[Stored records]
((

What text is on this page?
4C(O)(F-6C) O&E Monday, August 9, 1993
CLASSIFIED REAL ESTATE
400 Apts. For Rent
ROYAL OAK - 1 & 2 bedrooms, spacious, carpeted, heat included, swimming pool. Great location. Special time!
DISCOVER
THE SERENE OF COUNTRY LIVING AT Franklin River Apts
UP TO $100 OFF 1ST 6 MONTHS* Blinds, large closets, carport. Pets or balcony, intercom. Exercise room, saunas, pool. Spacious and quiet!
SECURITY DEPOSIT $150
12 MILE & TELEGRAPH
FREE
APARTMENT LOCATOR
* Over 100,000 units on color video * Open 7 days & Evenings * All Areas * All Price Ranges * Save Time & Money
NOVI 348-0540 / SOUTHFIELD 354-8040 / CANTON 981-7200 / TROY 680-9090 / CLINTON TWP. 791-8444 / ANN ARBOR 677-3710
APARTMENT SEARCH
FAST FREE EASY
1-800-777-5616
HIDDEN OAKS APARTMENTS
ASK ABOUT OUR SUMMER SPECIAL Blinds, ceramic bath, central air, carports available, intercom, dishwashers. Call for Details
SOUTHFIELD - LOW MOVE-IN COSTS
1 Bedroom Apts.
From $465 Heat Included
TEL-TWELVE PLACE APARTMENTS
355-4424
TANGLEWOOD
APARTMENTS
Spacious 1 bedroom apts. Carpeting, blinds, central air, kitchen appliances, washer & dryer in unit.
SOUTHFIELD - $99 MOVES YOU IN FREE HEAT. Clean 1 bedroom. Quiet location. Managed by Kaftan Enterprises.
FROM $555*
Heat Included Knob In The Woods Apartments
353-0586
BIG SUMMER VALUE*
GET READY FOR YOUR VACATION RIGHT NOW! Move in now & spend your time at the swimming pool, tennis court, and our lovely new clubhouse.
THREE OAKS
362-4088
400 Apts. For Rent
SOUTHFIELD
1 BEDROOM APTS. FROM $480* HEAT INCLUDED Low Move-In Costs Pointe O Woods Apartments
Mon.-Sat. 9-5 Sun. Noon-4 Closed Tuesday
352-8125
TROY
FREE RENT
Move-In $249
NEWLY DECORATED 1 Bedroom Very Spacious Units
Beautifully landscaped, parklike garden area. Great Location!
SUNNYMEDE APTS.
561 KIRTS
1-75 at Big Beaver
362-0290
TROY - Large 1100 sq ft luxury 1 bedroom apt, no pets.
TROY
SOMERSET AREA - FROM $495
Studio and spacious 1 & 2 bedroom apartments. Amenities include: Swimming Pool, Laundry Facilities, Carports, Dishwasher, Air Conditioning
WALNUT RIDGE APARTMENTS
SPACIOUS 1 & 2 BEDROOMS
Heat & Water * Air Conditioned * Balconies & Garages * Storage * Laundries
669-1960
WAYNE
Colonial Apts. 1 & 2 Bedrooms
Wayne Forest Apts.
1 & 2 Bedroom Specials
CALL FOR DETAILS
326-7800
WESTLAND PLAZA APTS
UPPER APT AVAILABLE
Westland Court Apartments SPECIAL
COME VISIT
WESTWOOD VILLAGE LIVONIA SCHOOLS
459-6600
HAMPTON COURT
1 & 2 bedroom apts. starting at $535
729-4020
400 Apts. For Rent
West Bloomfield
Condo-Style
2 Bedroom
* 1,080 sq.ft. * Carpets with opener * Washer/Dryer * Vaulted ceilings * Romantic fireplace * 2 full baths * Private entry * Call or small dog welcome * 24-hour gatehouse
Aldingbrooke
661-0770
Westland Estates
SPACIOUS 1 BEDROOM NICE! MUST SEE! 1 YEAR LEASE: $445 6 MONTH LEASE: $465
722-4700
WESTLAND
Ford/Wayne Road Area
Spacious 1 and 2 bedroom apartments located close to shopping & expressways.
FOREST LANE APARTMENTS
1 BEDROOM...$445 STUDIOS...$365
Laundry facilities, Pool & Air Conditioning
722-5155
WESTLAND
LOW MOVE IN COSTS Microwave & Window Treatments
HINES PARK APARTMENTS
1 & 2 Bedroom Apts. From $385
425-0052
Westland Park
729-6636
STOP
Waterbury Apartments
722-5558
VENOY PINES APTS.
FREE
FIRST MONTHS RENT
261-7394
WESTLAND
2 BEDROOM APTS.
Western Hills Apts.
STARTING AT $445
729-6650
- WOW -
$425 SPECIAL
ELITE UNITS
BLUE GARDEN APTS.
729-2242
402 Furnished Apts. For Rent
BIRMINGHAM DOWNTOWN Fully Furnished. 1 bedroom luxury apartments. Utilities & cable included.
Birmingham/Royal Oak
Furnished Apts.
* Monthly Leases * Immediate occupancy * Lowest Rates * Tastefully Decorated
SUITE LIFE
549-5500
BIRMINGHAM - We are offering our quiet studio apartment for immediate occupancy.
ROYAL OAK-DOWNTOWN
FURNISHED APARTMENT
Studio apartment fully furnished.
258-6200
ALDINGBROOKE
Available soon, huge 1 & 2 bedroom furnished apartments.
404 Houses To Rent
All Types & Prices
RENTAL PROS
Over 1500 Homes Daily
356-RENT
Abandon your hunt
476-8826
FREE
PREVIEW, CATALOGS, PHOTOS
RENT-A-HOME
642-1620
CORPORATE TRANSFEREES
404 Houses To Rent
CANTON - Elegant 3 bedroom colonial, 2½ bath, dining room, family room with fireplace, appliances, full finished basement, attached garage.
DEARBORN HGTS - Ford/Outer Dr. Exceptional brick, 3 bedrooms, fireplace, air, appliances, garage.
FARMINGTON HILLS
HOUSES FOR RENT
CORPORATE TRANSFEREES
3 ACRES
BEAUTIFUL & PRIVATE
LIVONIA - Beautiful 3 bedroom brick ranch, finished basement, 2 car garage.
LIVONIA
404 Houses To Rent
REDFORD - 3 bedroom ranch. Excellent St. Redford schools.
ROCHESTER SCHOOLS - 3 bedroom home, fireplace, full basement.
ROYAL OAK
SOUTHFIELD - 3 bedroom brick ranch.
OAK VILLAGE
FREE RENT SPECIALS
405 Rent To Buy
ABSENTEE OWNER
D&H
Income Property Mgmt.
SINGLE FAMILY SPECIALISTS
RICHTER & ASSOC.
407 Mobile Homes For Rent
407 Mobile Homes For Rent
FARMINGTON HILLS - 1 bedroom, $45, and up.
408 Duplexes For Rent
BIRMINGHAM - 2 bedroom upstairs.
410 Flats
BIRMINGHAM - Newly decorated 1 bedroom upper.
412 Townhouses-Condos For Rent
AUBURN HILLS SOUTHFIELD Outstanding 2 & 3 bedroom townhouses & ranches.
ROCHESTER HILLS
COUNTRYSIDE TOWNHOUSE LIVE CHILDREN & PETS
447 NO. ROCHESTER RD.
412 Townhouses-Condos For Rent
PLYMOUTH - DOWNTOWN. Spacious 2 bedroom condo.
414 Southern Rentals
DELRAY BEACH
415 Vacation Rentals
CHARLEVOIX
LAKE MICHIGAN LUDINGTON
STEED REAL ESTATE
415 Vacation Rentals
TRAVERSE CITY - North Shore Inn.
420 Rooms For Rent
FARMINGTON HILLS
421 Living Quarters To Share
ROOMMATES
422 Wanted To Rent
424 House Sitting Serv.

))

### Short problem
Check each line of the data above for the word "DOWNTOWN" and say how many lines contain it, giving nothing besides the number.

### Response to the task
3